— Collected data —
>>>

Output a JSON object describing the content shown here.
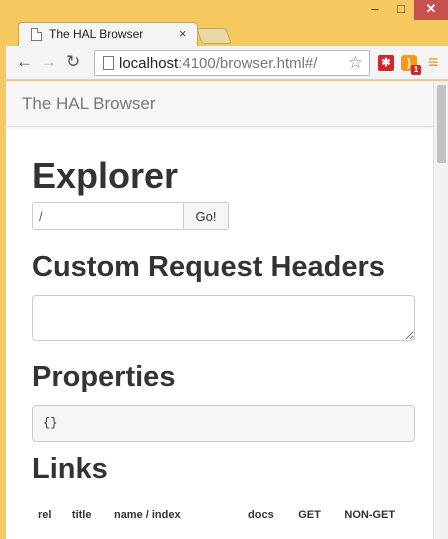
{
  "browser": {
    "tab_title": "The HAL Browser",
    "tab_close": "×",
    "url_host": "localhost",
    "url_rest": ":4100/browser.html#/",
    "window_controls": {
      "minimize": "–",
      "maximize": "□",
      "close": "✕"
    },
    "icons": [
      "page-icon",
      "back-icon",
      "forward-icon",
      "reload-icon",
      "star-icon",
      "extension-icon",
      "rss-icon",
      "menu-icon"
    ]
  },
  "app": {
    "brand": "The HAL Browser",
    "explorer": {
      "heading": "Explorer",
      "input_value": "/",
      "go_label": "Go!"
    },
    "custom_headers": {
      "heading": "Custom Request Headers",
      "value": ""
    },
    "properties": {
      "heading": "Properties",
      "value": "{}"
    },
    "links": {
      "heading": "Links",
      "columns": [
        "rel",
        "title",
        "name / index",
        "docs",
        "GET",
        "NON-GET"
      ]
    }
  }
}
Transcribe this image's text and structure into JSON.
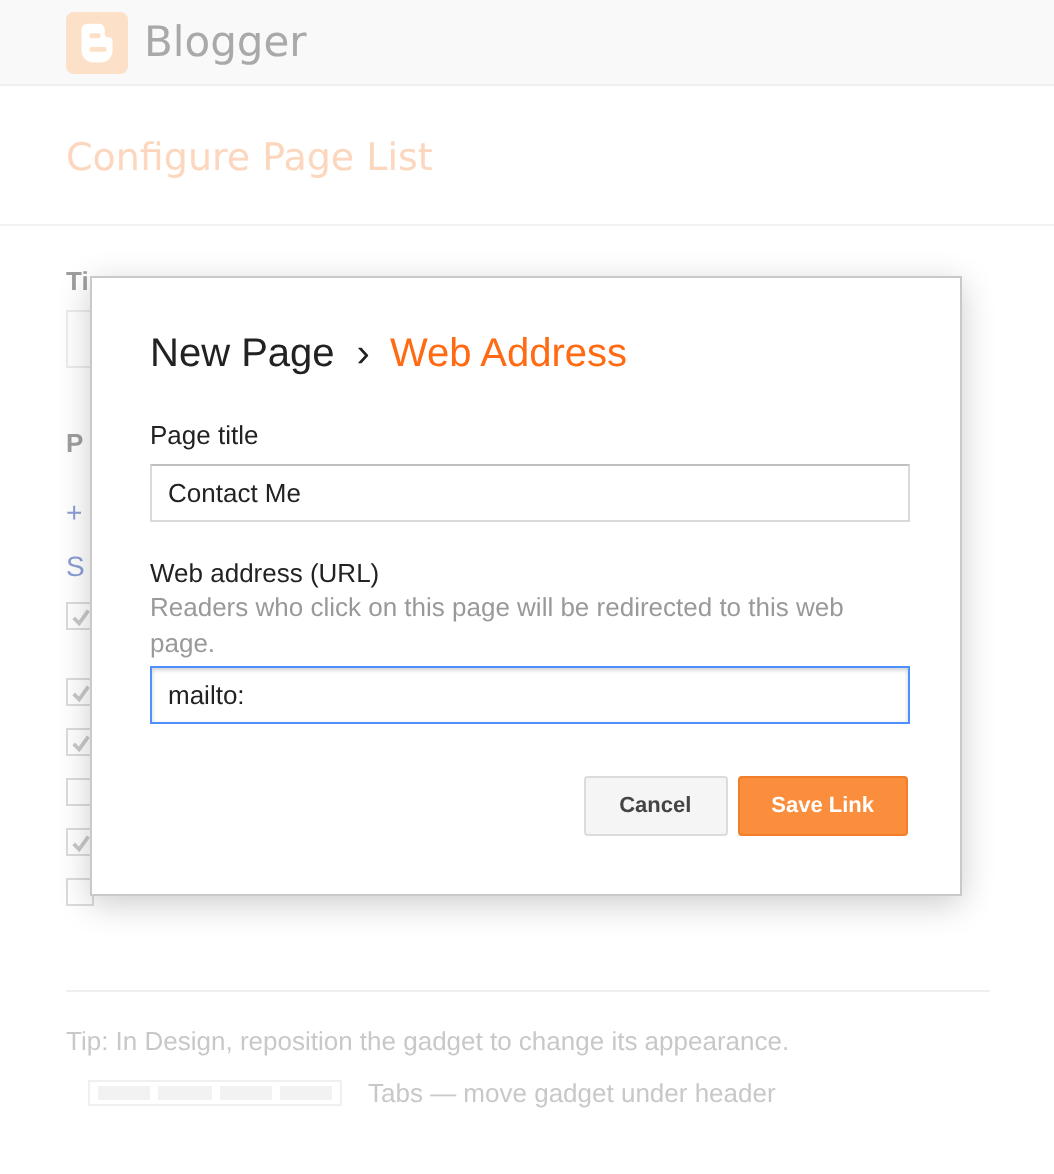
{
  "header": {
    "logo_text": "Blogger"
  },
  "page_title": "Configure Page List",
  "background": {
    "labels": [
      {
        "text": "Ti",
        "kind": "label"
      },
      {
        "text": "P",
        "kind": "label"
      },
      {
        "text": "+",
        "kind": "link"
      },
      {
        "text": "S",
        "kind": "link"
      }
    ],
    "checkboxes": [
      {
        "checked": true
      },
      {
        "checked": true
      },
      {
        "checked": true
      },
      {
        "checked": false
      },
      {
        "checked": true
      },
      {
        "checked": false
      }
    ]
  },
  "dialog": {
    "breadcrumb": {
      "parent": "New Page",
      "separator": "›",
      "current": "Web Address"
    },
    "fields": [
      {
        "label": "Page title",
        "value": "Contact Me",
        "focused": false
      },
      {
        "label": "Web address (URL)",
        "help": "Readers who click on this page will be redirected to this web page.",
        "value": "mailto:",
        "focused": true
      }
    ],
    "buttons": [
      {
        "label": "Cancel",
        "kind": "secondary"
      },
      {
        "label": "Save Link",
        "kind": "primary"
      }
    ]
  },
  "tip": "Tip: In Design, reposition the gadget to change its appearance.",
  "layouts": [
    {
      "label": "Tabs — move gadget under header"
    }
  ]
}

<<<

— Exercise prompt —
Without the pictures, write out the whole listing above exactly as it appears.

— Solution to the problem —
Output a JSON object describing the content shown here.
{
  "browser": {
    "tab_title": "The HAL Browser",
    "tab_close": "×",
    "url_host": "localhost",
    "url_rest": ":4100/browser.html#/",
    "window_controls": {
      "minimize": "–",
      "maximize": "□",
      "close": "✕"
    },
    "icons": [
      "page-icon",
      "back-icon",
      "forward-icon",
      "reload-icon",
      "star-icon",
      "extension-icon",
      "rss-icon",
      "menu-icon"
    ]
  },
  "app": {
    "brand": "The HAL Browser",
    "explorer": {
      "heading": "Explorer",
      "input_value": "/",
      "go_label": "Go!"
    },
    "custom_headers": {
      "heading": "Custom Request Headers",
      "value": ""
    },
    "properties": {
      "heading": "Properties",
      "value": "{}"
    },
    "links": {
      "heading": "Links",
      "columns": [
        "rel",
        "title",
        "name / index",
        "docs",
        "GET",
        "NON-GET"
      ]
    }
  }
}
Transcribe this image's text and structure into JSON.
{
  "header": {
    "logo_text": "Blogger"
  },
  "page_title": "Configure Page List",
  "background": {
    "labels": [
      {
        "text": "Ti",
        "kind": "label"
      },
      {
        "text": "P",
        "kind": "label"
      },
      {
        "text": "+",
        "kind": "link"
      },
      {
        "text": "S",
        "kind": "link"
      }
    ],
    "checkboxes": [
      {
        "checked": true
      },
      {
        "checked": true
      },
      {
        "checked": true
      },
      {
        "checked": false
      },
      {
        "checked": true
      },
      {
        "checked": false
      }
    ]
  },
  "dialog": {
    "breadcrumb": {
      "parent": "New Page",
      "separator": "›",
      "current": "Web Address"
    },
    "fields": [
      {
        "label": "Page title",
        "value": "Contact Me",
        "focused": false
      },
      {
        "label": "Web address (URL)",
        "help": "Readers who click on this page will be redirected to this web page.",
        "value": "mailto:",
        "focused": true
      }
    ],
    "buttons": [
      {
        "label": "Cancel",
        "kind": "secondary"
      },
      {
        "label": "Save Link",
        "kind": "primary"
      }
    ]
  },
  "tip": "Tip: In Design, reposition the gadget to change its appearance.",
  "layouts": [
    {
      "label": "Tabs — move gadget under header"
    }
  ]
}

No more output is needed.